SOURCE PASSAGE.
++++++++

It's anti-war radio.
First guest on the show today is Josh Rubner.
He is the National Advocacy Director of the US campaign to end the Israeli occupation and is also co-founder of an organization named Jews for Peace in Palestine and Israel, which later merged with Jewish Voice for Peace.
He used to work as Middle East analyst with Congressional Research Service, a nonpartisan federal government agency which conducts research for members of Congress, member of the Arlington Green Party.
And I guess that's in Arlington, Virginia.
Josh, welcome to the show.
Thanks so much for having me.
Yes, that's correct.
All right, now, and we've talked with Josh one time on the show before.
You can look it up at antiwar.com/radio.
And I wanted to mention the website here, endtheoccupation.org.
And that's the US campaign to end the Israeli occupation.
And now, so there's something very specific at issue here today, at least to start, Joshua.
And that is, is it Josh or Joshua?
I'm sorry.
Either one's fine.
OK.
Caterpillar, the guys that make tractors and bulldozers and such, have suspended delivery of, I believe, a $50 million order to the Israeli military.
Now, was that because they were made to somehow by the government or they decided to do that?
And if so, or either way, based on what?
How did this happen?
To be honest, we're not exactly sure what's going on.
All we know is that according to the Israeli media, on October 25th, there was a report that Caterpillar suspended the delivery of dozens of D9 bulldozers, which is the same kind which crushed to death the US peace activist Rachel Corey back in 2003, that they suspended the delivery of these bulldozers to Israel.
Caterpillar has no comments in communications with us.
And we've been trying to get more information out of the federal government.
But we've been having a very difficult time with that.
So we're not exactly sure what's happening.
We're just going off of these press reports.
Well, and I should not go without saying, as told to me by Rachel Corey's mother on the show last week, there were five children in the house that the Israeli army Caterpillar brand bulldozer was headed toward to kill them and destroy their home.

++++++++

PROBLEMS TO SOLVE.
1. In the interview about the Caterpillar bulldozer order, what model of bulldozer did Caterpillar reportedly stop delivering to Israel?
2. Please explain, in one to three sentences, why the guest in the interview about the Caterpillar bulldozer order says his group isn't sure what is happening with the delivery.
3. Pick up the interview about the Caterpillar bulldozer order after its last line and continue it.
The listing that comes next is from a separate source.

DATA EXCERPT.
++++++++

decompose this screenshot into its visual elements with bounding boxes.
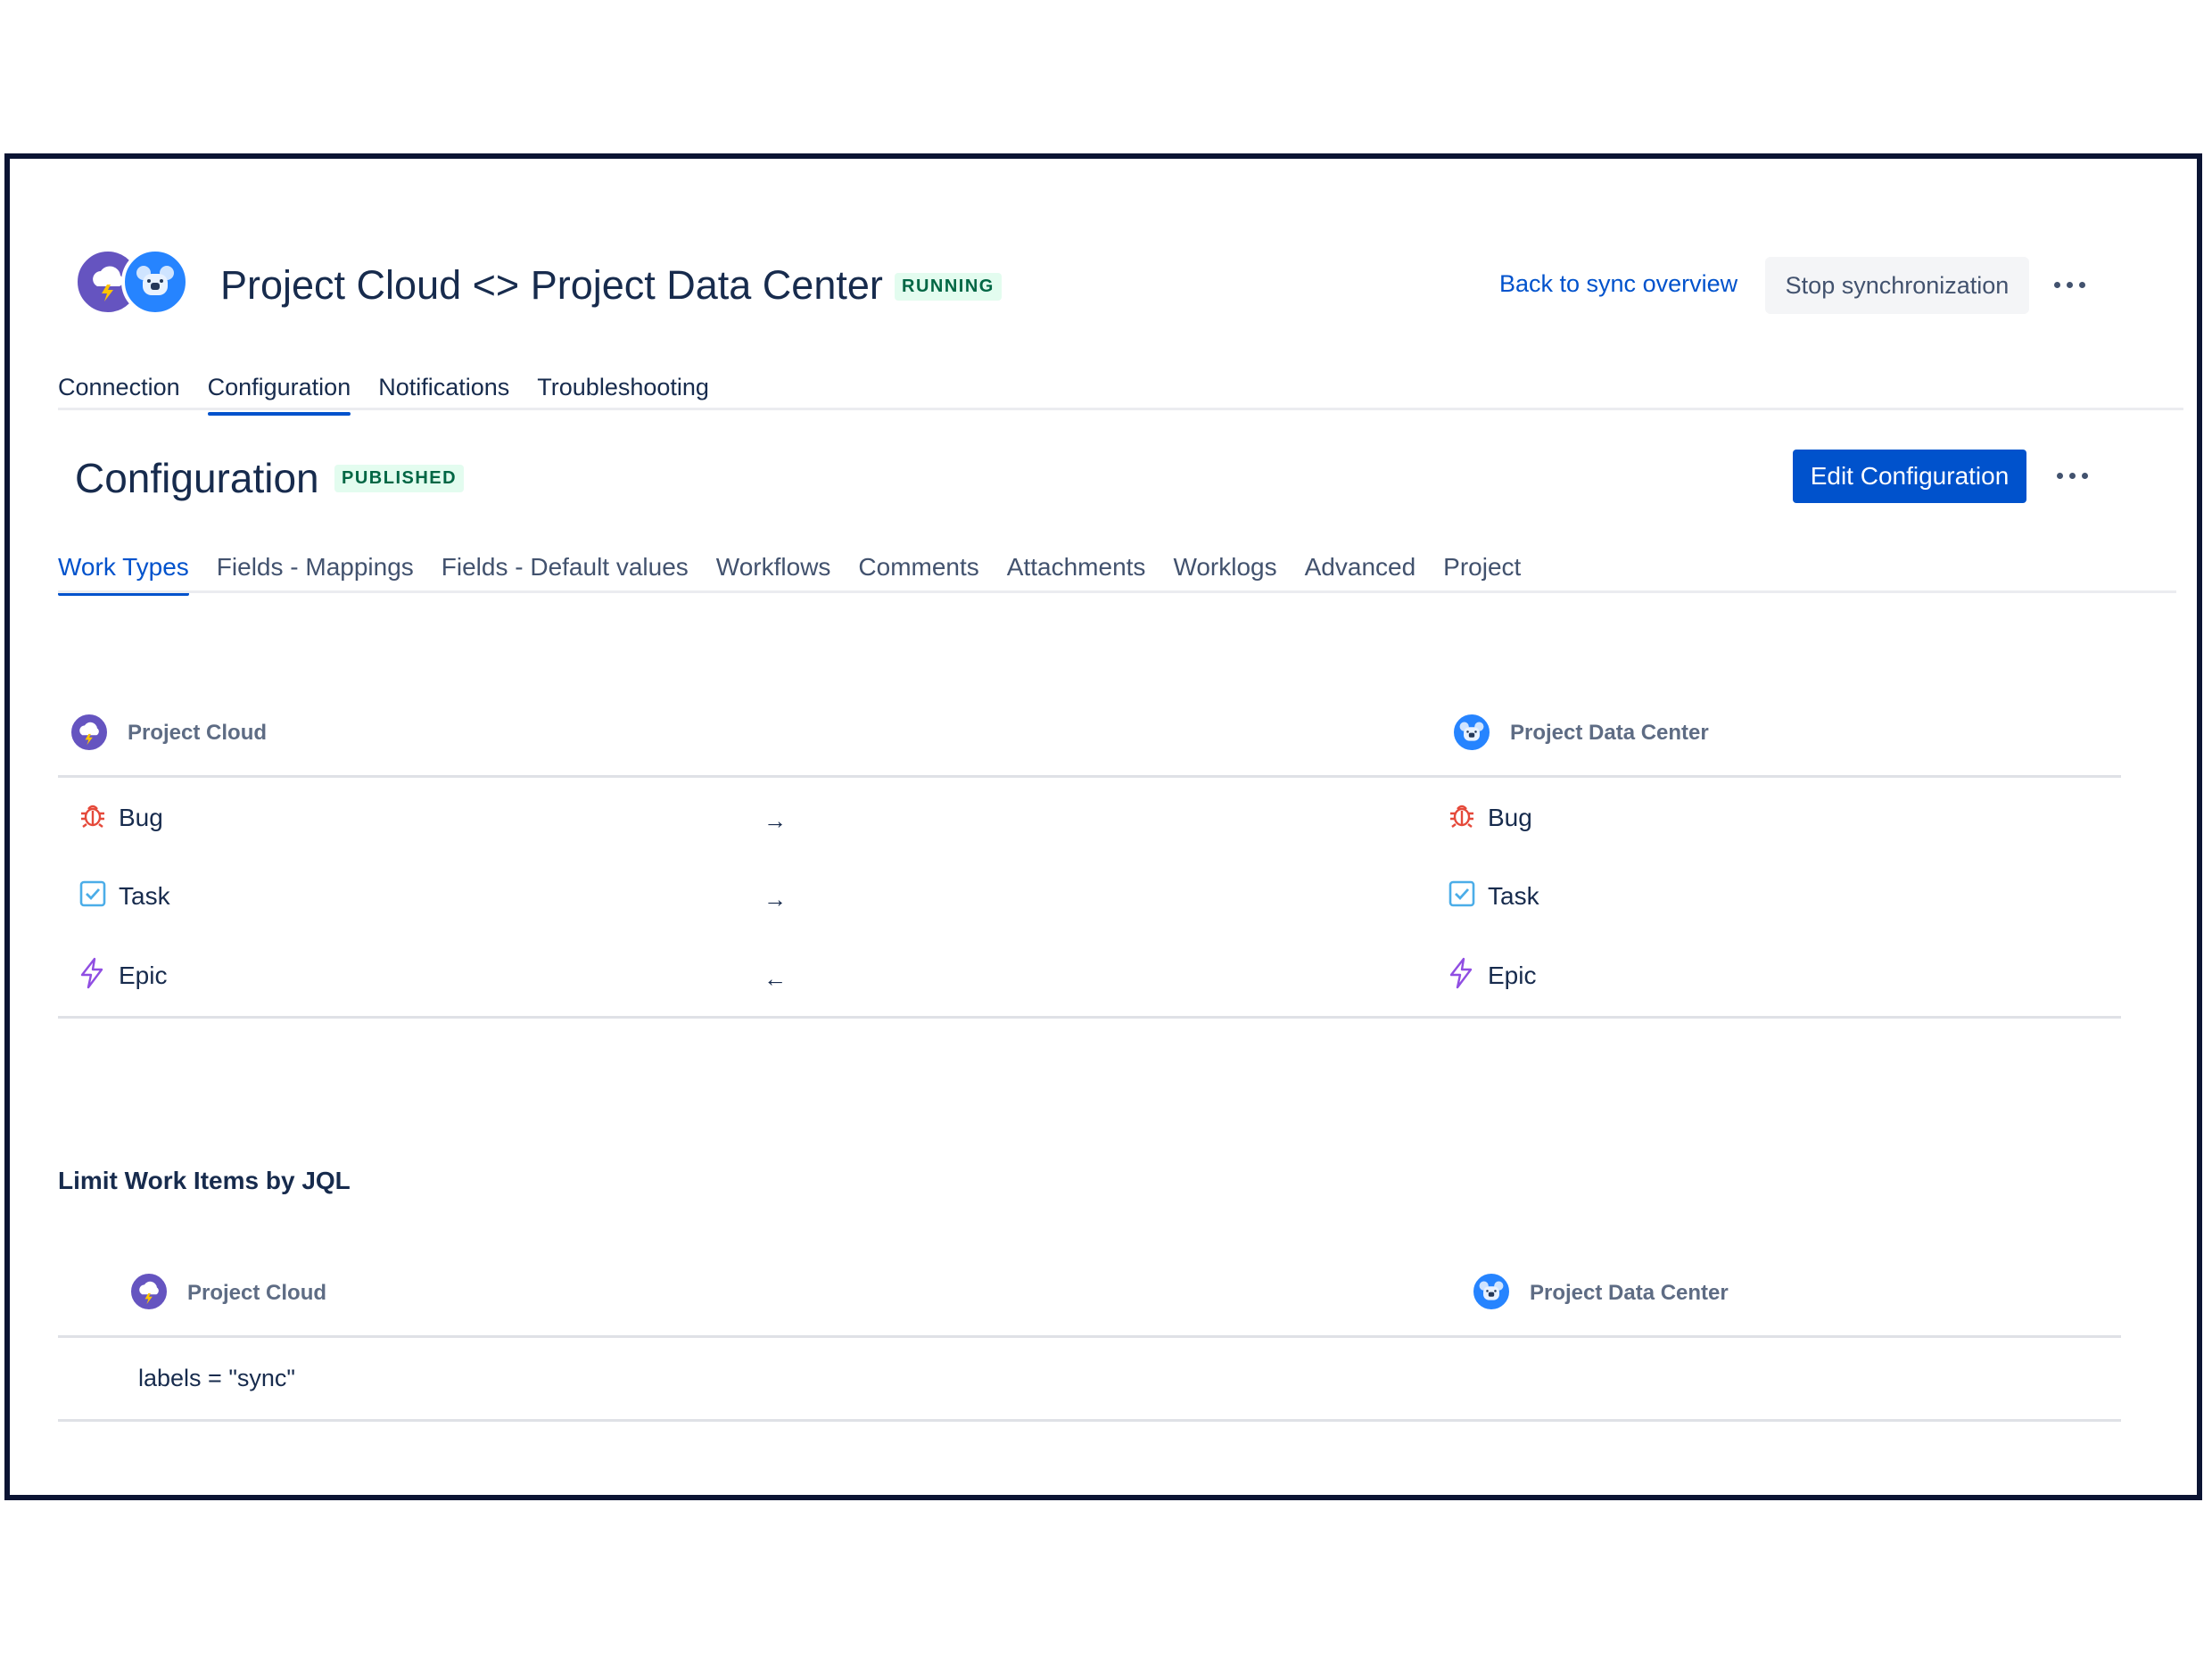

++++++++

ANSWERS TO EACH TASK.
1. D9 bulldozers.

2. Caterpillar hasn't commented in its communications with the group, and getting more information from the federal government has been very difficult. As a result, the group is relying only on press reports.

3.
And that was the situation in which Rachel Corey was killed.
She was standing between the bulldozer and the house to actually successfully protect the lives of those five kids.
That's correct.
And unfortunately, in the course of Israel's demolition of thousands of Palestinian homes, innocent civilians often get injured and killed by these Caterpillar bulldozers that Israel employs to demolish Palestinian homes.
According to the Israeli Human Rights Organization, B'Tselem, since September of 2000, 21 Palestinian civilians, not including Rachel Corey, have been killed in these home demolitions, which have included seven children.
So it's really a tragedy.
It's really human rights abuse of terrible proportion.
And it's being funded by the US government in the form of military aid.
These Caterpillar bulldozers are being sent to Israel and paid for and financed by the US taxpayer.
Well, in effect, we're talking about what the FBI and the Army Delta Force did at Waco, Texas, back in 1993, demolishing people's homes while they're still inside.
They're not even pretended rules of engagement that say you've got to make sure everybody's out of the house before you demolish it?
Often what happens is that Israel will give maybe 20 minutes, maybe sometimes even less time than that, for a family to try to haul out all of its belongings onto the street before the home is demolished.
But in many cases, there have been elderly people or disabled people who are not mobile and haven't been able to evacuate their houses.
And Israel has proceeded to demolish them with the occupants inside.
Well, and you know, it's amazing and almost unreal, in a way, surreal, to read that some of these demolitions, for example, in East Jerusalem are, or were, maybe this part is already a done deal, they're destroying these homes in East Jerusalem in order to build a museum of tolerance.
Right.
In this case, it's actually bulldozing over a very ancient medieval Muslim cemetery in Jerusalem to build that museum.
But often- All right, maybe it was a park I was reading about.
They were going to build a new park.
And so they were destroying an entire neighborhood in East Jerusalem.
And I'm conflating those two things together.
It's very possible.
And you know, the overall policy of demolishing Palestinian homes is a component of Israel's very slow and deliberate campaign of ethnically cleansing Palestinians from their homes.
It's obviously designed to force them off of their land to make life intolerable and to make people homeless.
Well, you know, it reminds me that the Republican hack pollster Frank Luntz had done this study for some Israeli think tank, I think, I forget.
Or maybe it was an American pro-Israel lobby group.
And it said, when addressing Americans about the demolition of homes, particularly in East Jerusalem and in the West Bank, do not use the term eminent domain.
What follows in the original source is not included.